## Start DATASET EXCERPTS
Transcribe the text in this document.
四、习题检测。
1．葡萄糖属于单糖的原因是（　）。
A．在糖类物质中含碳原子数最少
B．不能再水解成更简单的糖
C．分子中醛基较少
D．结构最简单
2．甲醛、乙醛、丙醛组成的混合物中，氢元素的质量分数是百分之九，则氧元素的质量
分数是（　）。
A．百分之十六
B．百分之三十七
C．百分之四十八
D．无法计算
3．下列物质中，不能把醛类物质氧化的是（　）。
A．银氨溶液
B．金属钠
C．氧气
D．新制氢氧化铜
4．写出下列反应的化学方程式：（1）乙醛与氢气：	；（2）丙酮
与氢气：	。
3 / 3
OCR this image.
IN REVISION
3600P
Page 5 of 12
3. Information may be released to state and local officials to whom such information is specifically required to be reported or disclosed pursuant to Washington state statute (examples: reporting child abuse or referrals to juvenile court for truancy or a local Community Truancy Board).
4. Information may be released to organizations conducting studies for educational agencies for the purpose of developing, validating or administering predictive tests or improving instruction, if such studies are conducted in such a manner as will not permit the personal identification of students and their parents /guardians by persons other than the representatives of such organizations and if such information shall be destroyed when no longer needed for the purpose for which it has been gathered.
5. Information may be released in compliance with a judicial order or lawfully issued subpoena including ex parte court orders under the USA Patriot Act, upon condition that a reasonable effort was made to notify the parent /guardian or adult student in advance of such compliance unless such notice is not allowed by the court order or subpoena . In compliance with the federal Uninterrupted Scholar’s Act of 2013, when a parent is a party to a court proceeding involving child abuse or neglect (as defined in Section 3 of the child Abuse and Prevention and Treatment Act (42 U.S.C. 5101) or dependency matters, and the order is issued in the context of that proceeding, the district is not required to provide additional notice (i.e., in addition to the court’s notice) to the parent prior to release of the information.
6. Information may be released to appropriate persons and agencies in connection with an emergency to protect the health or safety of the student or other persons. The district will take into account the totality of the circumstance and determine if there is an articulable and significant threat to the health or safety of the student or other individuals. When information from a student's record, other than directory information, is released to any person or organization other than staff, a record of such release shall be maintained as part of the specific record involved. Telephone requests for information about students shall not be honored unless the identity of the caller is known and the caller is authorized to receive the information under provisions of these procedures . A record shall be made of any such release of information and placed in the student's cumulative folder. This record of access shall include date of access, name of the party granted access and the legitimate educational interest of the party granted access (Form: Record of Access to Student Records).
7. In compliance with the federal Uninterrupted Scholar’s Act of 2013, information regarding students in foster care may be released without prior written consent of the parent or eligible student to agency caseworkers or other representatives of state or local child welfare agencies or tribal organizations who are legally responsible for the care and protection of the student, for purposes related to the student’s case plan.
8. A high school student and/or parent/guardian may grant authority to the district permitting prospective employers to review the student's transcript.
## End DATASET EXCERPTS
## EXERCISE INSTRUCTIONS:
Above are some records; repeat all of them exactly.

## ANSWER:
Transcribe the text in this document.
四、习题检测。
1．葡萄糖属于单糖的原因是（　）。
A．在糖类物质中含碳原子数最少
B．不能再水解成更简单的糖
C．分子中醛基较少
D．结构最简单
2．甲醛、乙醛、丙醛组成的混合物中，氢元素的质量分数是百分之九，则氧元素的质量
分数是（　）。
A．百分之十六
B．百分之三十七
C．百分之四十八
D．无法计算
3．下列物质中，不能把醛类物质氧化的是（　）。
A．银氨溶液
B．金属钠
C．氧气
D．新制氢氧化铜
4．写出下列反应的化学方程式：（1）乙醛与氢气：	；（2）丙酮
与氢气：	。
3 / 3
OCR this image.
IN REVISION
3600P
Page 5 of 12
3. Information may be released to state and local officials to whom such information is specifically required to be reported or disclosed pursuant to Washington state statute (examples: reporting child abuse or referrals to juvenile court for truancy or a local Community Truancy Board).
4. Information may be released to organizations conducting studies for educational agencies for the purpose of developing, validating or administering predictive tests or improving instruction, if such studies are conducted in such a manner as will not permit the personal identification of students and their parents /guardians by persons other than the representatives of such organizations and if such information shall be destroyed when no longer needed for the purpose for which it has been gathered.
5. Information may be released in compliance with a judicial order or lawfully issued subpoena including ex parte court orders under the USA Patriot Act, upon condition that a reasonable effort was made to notify the parent /guardian or adult student in advance of such compliance unless such notice is not allowed by the court order or subpoena . In compliance with the federal Uninterrupted Scholar’s Act of 2013, when a parent is a party to a court proceeding involving child abuse or neglect (as defined in Section 3 of the child Abuse and Prevention and Treatment Act (42 U.S.C. 5101) or dependency matters, and the order is issued in the context of that proceeding, the district is not required to provide additional notice (i.e., in addition to the court’s notice) to the parent prior to release of the information.
6. Information may be released to appropriate persons and agencies in connection with an emergency to protect the health or safety of the student or other persons. The district will take into account the totality of the circumstance and determine if there is an articulable and significant threat to the health or safety of the student or other individuals. When information from a student's record, other than directory information, is released to any person or organization other than staff, a record of such release shall be maintained as part of the specific record involved. Telephone requests for information about students shall not be honored unless the identity of the caller is known and the caller is authorized to receive the information under provisions of these procedures . A record shall be made of any such release of information and placed in the student's cumulative folder. This record of access shall include date of access, name of the party granted access and the legitimate educational interest of the party granted access (Form: Record of Access to Student Records).
7. In compliance with the federal Uninterrupted Scholar’s Act of 2013, information regarding students in foster care may be released without prior written consent of the parent or eligible student to agency caseworkers or other representatives of state or local child welfare agencies or tribal organizations who are legally responsible for the care and protection of the student, for purposes related to the student’s case plan.
8. A high school student and/or parent/guardian may grant authority to the district permitting prospective employers to review the student's transcript.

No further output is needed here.